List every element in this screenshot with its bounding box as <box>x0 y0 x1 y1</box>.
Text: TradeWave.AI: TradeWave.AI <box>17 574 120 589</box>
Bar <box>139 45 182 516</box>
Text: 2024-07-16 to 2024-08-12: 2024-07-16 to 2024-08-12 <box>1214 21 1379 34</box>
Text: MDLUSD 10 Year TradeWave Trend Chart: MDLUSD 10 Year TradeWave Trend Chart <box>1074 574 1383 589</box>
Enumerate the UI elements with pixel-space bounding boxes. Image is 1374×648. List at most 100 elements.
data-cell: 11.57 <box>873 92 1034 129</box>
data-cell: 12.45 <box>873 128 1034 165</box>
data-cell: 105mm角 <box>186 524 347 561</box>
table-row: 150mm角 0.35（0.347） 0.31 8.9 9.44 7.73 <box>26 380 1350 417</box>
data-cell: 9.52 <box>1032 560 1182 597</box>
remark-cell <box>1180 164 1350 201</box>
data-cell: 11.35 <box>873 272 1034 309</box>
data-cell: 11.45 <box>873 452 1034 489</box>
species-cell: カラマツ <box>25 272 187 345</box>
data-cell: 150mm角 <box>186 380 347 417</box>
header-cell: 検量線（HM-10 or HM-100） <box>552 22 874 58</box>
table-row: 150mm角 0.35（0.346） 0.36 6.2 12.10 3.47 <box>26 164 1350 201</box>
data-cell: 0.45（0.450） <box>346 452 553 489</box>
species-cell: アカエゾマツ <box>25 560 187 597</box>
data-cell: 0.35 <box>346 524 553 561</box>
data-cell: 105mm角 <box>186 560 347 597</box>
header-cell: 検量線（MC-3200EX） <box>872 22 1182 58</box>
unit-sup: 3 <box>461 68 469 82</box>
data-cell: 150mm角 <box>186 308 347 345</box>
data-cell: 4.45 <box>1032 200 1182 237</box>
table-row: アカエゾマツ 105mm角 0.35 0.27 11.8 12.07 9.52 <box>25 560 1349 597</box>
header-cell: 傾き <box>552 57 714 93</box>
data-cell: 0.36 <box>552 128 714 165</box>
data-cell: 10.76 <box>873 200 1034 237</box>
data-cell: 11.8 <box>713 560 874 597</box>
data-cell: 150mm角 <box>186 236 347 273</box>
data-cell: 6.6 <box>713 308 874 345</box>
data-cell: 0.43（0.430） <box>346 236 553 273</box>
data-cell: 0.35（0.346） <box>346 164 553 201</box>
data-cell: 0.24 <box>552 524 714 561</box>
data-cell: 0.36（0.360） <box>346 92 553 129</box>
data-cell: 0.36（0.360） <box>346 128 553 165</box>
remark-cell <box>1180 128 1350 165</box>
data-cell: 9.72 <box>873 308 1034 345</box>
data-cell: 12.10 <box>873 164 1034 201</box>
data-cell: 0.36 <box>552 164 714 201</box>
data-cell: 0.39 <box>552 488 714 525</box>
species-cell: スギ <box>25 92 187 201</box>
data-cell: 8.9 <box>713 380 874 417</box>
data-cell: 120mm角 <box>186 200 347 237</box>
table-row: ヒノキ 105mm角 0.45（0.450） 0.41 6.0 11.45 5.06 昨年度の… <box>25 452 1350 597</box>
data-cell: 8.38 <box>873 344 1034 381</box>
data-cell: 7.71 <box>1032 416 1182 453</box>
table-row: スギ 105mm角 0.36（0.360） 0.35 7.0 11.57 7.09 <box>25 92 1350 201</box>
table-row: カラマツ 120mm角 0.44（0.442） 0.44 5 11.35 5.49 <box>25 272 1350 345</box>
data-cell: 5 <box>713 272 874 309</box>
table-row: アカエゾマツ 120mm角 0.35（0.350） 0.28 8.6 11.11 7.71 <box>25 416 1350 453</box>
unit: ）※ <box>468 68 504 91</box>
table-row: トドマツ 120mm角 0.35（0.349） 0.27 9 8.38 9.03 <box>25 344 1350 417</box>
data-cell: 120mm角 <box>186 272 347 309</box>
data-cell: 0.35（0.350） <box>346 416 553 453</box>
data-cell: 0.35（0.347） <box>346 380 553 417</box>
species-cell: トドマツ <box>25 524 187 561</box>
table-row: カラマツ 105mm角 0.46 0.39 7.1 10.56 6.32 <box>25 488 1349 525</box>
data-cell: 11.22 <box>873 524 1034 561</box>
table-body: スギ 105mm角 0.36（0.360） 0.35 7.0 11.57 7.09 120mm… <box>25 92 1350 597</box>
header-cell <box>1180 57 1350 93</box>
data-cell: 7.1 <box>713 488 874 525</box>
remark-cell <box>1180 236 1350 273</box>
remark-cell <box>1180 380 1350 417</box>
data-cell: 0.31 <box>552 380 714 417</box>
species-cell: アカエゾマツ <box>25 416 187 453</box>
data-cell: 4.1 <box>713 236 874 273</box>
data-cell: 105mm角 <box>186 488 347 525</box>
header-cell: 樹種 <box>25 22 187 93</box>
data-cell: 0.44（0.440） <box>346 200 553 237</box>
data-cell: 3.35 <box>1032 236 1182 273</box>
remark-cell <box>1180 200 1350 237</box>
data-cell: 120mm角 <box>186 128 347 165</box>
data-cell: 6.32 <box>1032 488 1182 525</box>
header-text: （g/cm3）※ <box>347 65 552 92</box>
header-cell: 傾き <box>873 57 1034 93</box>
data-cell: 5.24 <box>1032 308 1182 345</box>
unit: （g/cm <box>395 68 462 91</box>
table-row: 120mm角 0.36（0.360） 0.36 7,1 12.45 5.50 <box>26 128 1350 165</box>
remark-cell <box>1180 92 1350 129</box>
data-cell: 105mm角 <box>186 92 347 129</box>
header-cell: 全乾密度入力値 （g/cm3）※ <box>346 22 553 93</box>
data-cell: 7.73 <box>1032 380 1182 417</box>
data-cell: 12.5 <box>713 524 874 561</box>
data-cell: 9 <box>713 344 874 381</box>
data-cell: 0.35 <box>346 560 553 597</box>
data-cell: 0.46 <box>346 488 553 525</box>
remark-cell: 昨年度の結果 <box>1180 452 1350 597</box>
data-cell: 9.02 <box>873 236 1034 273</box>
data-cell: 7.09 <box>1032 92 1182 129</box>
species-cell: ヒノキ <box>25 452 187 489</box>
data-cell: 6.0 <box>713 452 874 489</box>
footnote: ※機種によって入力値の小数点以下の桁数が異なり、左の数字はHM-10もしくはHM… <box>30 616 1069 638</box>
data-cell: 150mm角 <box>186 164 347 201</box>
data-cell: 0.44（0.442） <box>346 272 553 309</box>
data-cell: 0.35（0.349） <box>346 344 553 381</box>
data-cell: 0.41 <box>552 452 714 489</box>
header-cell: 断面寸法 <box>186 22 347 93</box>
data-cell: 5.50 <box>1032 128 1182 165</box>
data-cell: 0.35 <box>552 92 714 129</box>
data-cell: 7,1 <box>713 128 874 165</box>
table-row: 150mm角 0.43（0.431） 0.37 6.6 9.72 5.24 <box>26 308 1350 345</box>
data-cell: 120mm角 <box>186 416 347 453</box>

» What is being asked: Please copy out each of the entries above line for line, with no changes.

» Result of this task:
List every element in this screenshot with its bounding box as <box>x0 y0 x1 y1</box>.
Text: TradeWave.AI: TradeWave.AI <box>17 574 120 589</box>
Bar <box>139 45 182 516</box>
Text: 2024-07-16 to 2024-08-12: 2024-07-16 to 2024-08-12 <box>1214 21 1379 34</box>
Text: MDLUSD 10 Year TradeWave Trend Chart: MDLUSD 10 Year TradeWave Trend Chart <box>1074 574 1383 589</box>
Enumerate the UI elements with pixel-space bounding boxes. Image is 1374×648. List at most 100 elements.
data-cell: 11.57 <box>873 92 1034 129</box>
data-cell: 12.45 <box>873 128 1034 165</box>
data-cell: 105mm角 <box>186 524 347 561</box>
table-row: 150mm角 0.35（0.347） 0.31 8.9 9.44 7.73 <box>26 380 1350 417</box>
data-cell: 9.52 <box>1032 560 1182 597</box>
remark-cell <box>1180 164 1350 201</box>
data-cell: 11.35 <box>873 272 1034 309</box>
data-cell: 11.45 <box>873 452 1034 489</box>
species-cell: カラマツ <box>25 272 187 345</box>
data-cell: 150mm角 <box>186 380 347 417</box>
header-cell: 検量線（HM-10 or HM-100） <box>552 22 874 58</box>
table-row: 150mm角 0.35（0.346） 0.36 6.2 12.10 3.47 <box>26 164 1350 201</box>
data-cell: 0.45（0.450） <box>346 452 553 489</box>
species-cell: アカエゾマツ <box>25 560 187 597</box>
data-cell: 0.35 <box>346 524 553 561</box>
data-cell: 105mm角 <box>186 560 347 597</box>
header-cell: 検量線（MC-3200EX） <box>872 22 1182 58</box>
unit-sup: 3 <box>461 68 469 82</box>
data-cell: 150mm角 <box>186 308 347 345</box>
data-cell: 4.45 <box>1032 200 1182 237</box>
table-row: アカエゾマツ 105mm角 0.35 0.27 11.8 12.07 9.52 <box>25 560 1349 597</box>
header-cell: 傾き <box>552 57 714 93</box>
data-cell: 0.36 <box>552 128 714 165</box>
data-cell: 10.76 <box>873 200 1034 237</box>
data-cell: 11.8 <box>713 560 874 597</box>
data-cell: 150mm角 <box>186 236 347 273</box>
data-cell: 6.6 <box>713 308 874 345</box>
data-cell: 0.43（0.430） <box>346 236 553 273</box>
data-cell: 0.35（0.346） <box>346 164 553 201</box>
data-cell: 0.24 <box>552 524 714 561</box>
data-cell: 0.36（0.360） <box>346 92 553 129</box>
data-cell: 0.36（0.360） <box>346 128 553 165</box>
remark-cell <box>1180 128 1350 165</box>
data-cell: 9.72 <box>873 308 1034 345</box>
data-cell: 12.10 <box>873 164 1034 201</box>
data-cell: 0.36 <box>552 164 714 201</box>
data-cell: 0.39 <box>552 488 714 525</box>
species-cell: スギ <box>25 92 187 201</box>
data-cell: 8.9 <box>713 380 874 417</box>
data-cell: 120mm角 <box>186 200 347 237</box>
table-row: ヒノキ 105mm角 0.45（0.450） 0.41 6.0 11.45 5.06 昨年度の… <box>25 452 1350 597</box>
data-cell: 8.38 <box>873 344 1034 381</box>
data-cell: 7.71 <box>1032 416 1182 453</box>
table-row: スギ 105mm角 0.36（0.360） 0.35 7.0 11.57 7.09 <box>25 92 1350 201</box>
table-row: カラマツ 120mm角 0.44（0.442） 0.44 5 11.35 5.49 <box>25 272 1350 345</box>
data-cell: 5 <box>713 272 874 309</box>
table-row: アカエゾマツ 120mm角 0.35（0.350） 0.28 8.6 11.11 7.71 <box>25 416 1350 453</box>
unit: ）※ <box>468 68 504 91</box>
table-row: トドマツ 120mm角 0.35（0.349） 0.27 9 8.38 9.03 <box>25 344 1350 417</box>
data-cell: 120mm角 <box>186 272 347 309</box>
data-cell: 0.35（0.350） <box>346 416 553 453</box>
data-cell: 0.35（0.347） <box>346 380 553 417</box>
species-cell: トドマツ <box>25 524 187 561</box>
table-row: カラマツ 105mm角 0.46 0.39 7.1 10.56 6.32 <box>25 488 1349 525</box>
data-cell: 11.22 <box>873 524 1034 561</box>
table-body: スギ 105mm角 0.36（0.360） 0.35 7.0 11.57 7.09 120mm… <box>25 92 1350 597</box>
header-cell <box>1180 57 1350 93</box>
data-cell: 7.1 <box>713 488 874 525</box>
remark-cell <box>1180 236 1350 273</box>
remark-cell <box>1180 380 1350 417</box>
data-cell: 0.31 <box>552 380 714 417</box>
species-cell: アカエゾマツ <box>25 416 187 453</box>
data-cell: 4.1 <box>713 236 874 273</box>
data-cell: 105mm角 <box>186 488 347 525</box>
header-cell: 樹種 <box>25 22 187 93</box>
data-cell: 0.44（0.440） <box>346 200 553 237</box>
data-cell: 3.35 <box>1032 236 1182 273</box>
remark-cell <box>1180 200 1350 237</box>
data-cell: 120mm角 <box>186 128 347 165</box>
data-cell: 6.32 <box>1032 488 1182 525</box>
header-text: （g/cm3）※ <box>347 65 552 92</box>
header-cell: 傾き <box>873 57 1034 93</box>
data-cell: 5.24 <box>1032 308 1182 345</box>
unit: （g/cm <box>395 68 462 91</box>
table-row: 120mm角 0.36（0.360） 0.36 7,1 12.45 5.50 <box>26 128 1350 165</box>
remark-cell <box>1180 92 1350 129</box>
data-cell: 105mm角 <box>186 92 347 129</box>
header-cell: 全乾密度入力値 （g/cm3）※ <box>346 22 553 93</box>
data-cell: 7.73 <box>1032 380 1182 417</box>
data-cell: 12.5 <box>713 524 874 561</box>
data-cell: 9 <box>713 344 874 381</box>
data-cell: 0.35 <box>346 560 553 597</box>
data-cell: 0.46 <box>346 488 553 525</box>
remark-cell: 昨年度の結果 <box>1180 452 1350 597</box>
data-cell: 9.02 <box>873 236 1034 273</box>
data-cell: 7.09 <box>1032 92 1182 129</box>
species-cell: ヒノキ <box>25 452 187 489</box>
data-cell: 6.0 <box>713 452 874 489</box>
footnote: ※機種によって入力値の小数点以下の桁数が異なり、左の数字はHM-10もしくはHM… <box>30 616 1069 638</box>
data-cell: 150mm角 <box>186 164 347 201</box>
data-cell: 0.44（0.442） <box>346 272 553 309</box>
data-cell: 0.35（0.349） <box>346 344 553 381</box>
data-cell: 0.41 <box>552 452 714 489</box>
header-cell: 断面寸法 <box>186 22 347 93</box>
data-cell: 5.50 <box>1032 128 1182 165</box>
data-cell: 0.35 <box>552 92 714 129</box>
data-cell: 7,1 <box>713 128 874 165</box>
table-row: 150mm角 0.43（0.431） 0.37 6.6 9.72 5.24 <box>26 308 1350 345</box>
data-cell: 120mm角 <box>186 416 347 453</box>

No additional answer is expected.